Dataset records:
#####
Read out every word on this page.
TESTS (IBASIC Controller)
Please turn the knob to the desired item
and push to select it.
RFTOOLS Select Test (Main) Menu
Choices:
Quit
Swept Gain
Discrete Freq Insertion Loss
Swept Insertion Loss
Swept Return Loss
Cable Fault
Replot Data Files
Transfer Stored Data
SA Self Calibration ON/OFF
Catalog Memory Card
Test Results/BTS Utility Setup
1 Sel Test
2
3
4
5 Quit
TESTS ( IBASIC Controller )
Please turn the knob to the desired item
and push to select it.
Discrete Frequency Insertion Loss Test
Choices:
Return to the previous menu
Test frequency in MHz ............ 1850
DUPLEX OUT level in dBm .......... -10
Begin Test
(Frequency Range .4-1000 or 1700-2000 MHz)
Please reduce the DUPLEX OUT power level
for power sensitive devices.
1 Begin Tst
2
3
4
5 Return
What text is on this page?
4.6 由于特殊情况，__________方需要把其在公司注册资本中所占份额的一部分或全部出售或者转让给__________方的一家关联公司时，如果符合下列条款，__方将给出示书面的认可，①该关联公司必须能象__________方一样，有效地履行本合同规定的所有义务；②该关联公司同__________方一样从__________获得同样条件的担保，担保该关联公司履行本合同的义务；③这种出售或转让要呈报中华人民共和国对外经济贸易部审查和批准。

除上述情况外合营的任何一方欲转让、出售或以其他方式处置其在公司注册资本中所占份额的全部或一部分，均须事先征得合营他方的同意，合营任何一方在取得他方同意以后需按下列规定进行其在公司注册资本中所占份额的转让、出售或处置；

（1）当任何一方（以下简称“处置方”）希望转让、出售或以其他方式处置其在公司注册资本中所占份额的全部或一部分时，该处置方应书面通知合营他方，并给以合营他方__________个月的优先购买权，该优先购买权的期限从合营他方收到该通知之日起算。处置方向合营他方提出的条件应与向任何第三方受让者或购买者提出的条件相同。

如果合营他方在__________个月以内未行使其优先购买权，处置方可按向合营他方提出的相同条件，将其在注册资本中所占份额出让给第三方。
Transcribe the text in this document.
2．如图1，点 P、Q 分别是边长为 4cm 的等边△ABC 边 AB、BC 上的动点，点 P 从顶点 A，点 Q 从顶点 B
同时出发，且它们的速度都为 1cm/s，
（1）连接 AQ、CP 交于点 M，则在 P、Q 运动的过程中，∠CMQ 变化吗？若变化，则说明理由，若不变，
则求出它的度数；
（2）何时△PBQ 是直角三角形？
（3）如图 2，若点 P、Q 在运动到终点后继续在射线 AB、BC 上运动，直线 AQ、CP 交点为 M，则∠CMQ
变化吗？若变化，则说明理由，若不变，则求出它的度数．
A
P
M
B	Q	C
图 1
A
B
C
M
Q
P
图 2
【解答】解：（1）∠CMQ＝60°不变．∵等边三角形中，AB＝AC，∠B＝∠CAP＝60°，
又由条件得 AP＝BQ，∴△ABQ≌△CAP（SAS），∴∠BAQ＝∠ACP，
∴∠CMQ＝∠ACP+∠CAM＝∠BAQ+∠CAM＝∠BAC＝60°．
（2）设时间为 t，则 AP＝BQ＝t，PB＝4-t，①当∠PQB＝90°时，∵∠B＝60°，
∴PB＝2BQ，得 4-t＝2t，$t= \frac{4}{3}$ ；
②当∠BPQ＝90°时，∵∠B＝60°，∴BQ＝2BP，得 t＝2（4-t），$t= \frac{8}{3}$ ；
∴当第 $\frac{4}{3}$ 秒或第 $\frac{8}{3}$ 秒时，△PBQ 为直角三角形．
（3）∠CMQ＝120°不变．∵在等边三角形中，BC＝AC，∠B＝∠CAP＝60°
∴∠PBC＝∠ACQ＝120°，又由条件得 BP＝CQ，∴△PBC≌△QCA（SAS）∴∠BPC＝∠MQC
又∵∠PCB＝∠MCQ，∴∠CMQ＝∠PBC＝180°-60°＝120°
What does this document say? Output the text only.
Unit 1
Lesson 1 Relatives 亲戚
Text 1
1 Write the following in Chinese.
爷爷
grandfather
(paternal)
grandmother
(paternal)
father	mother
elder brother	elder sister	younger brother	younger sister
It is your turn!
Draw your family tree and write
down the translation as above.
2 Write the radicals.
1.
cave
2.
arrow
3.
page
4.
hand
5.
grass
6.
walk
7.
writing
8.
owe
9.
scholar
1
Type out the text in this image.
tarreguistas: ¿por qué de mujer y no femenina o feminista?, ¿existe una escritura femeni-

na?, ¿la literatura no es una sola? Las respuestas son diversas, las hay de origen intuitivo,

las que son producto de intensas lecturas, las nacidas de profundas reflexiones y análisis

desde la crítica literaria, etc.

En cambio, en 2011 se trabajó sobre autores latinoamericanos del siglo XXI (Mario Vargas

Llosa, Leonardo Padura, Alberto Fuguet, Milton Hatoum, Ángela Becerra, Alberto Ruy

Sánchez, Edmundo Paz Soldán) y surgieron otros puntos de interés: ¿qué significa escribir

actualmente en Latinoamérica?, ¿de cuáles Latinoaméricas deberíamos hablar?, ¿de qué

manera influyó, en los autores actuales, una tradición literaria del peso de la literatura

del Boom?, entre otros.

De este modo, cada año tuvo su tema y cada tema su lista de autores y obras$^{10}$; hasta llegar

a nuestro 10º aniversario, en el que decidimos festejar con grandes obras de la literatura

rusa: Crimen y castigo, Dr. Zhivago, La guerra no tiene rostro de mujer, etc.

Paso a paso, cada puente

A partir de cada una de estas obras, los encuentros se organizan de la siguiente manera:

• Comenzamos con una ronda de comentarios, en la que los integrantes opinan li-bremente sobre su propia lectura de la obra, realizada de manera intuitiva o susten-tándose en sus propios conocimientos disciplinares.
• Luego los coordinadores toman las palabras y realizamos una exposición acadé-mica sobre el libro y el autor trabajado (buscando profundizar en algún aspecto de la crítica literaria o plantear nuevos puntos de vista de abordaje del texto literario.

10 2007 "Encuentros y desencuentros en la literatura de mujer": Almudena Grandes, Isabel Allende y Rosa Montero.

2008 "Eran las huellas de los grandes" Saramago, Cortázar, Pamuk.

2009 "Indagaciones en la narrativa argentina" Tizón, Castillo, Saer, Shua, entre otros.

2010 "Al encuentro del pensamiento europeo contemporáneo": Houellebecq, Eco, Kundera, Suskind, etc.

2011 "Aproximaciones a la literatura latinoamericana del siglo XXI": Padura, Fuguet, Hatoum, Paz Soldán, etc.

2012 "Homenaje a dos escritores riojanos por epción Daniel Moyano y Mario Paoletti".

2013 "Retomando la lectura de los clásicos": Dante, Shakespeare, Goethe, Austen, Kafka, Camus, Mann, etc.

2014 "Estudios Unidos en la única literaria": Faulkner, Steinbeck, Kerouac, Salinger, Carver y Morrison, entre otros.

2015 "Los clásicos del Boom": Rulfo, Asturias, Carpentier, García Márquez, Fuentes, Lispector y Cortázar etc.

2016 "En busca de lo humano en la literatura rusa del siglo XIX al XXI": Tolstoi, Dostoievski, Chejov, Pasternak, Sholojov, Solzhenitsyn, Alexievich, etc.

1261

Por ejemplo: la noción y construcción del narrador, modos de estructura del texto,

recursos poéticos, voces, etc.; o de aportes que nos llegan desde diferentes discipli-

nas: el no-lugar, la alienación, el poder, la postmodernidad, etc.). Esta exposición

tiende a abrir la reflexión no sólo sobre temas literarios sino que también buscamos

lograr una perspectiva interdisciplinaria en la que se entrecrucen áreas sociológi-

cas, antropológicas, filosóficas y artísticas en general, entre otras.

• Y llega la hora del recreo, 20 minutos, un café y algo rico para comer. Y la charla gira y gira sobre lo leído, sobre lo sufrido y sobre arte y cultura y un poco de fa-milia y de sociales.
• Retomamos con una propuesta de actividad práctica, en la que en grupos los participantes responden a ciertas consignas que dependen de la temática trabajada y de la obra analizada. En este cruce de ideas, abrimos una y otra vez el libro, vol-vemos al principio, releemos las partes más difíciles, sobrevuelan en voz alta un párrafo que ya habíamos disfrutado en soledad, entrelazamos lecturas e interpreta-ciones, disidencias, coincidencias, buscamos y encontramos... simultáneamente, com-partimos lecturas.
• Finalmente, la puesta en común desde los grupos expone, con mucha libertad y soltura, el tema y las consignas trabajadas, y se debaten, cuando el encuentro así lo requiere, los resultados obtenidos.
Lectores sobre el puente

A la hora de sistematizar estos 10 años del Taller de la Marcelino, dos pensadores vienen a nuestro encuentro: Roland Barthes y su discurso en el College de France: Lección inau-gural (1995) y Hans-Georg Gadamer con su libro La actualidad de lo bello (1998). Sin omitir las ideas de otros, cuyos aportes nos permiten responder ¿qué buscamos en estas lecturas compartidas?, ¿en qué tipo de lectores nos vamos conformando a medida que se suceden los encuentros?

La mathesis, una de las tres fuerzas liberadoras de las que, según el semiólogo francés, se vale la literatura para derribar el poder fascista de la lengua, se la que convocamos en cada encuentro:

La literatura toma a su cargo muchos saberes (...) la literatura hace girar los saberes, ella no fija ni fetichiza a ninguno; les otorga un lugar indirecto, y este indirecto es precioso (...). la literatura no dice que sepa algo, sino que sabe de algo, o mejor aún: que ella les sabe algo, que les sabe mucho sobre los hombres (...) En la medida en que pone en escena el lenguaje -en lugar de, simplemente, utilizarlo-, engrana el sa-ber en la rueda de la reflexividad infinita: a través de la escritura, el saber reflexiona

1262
#####
### SHORT EXERCISE
Say how many lines in the listing above include "texto". Give nothing but the number.

### THE RESULT
2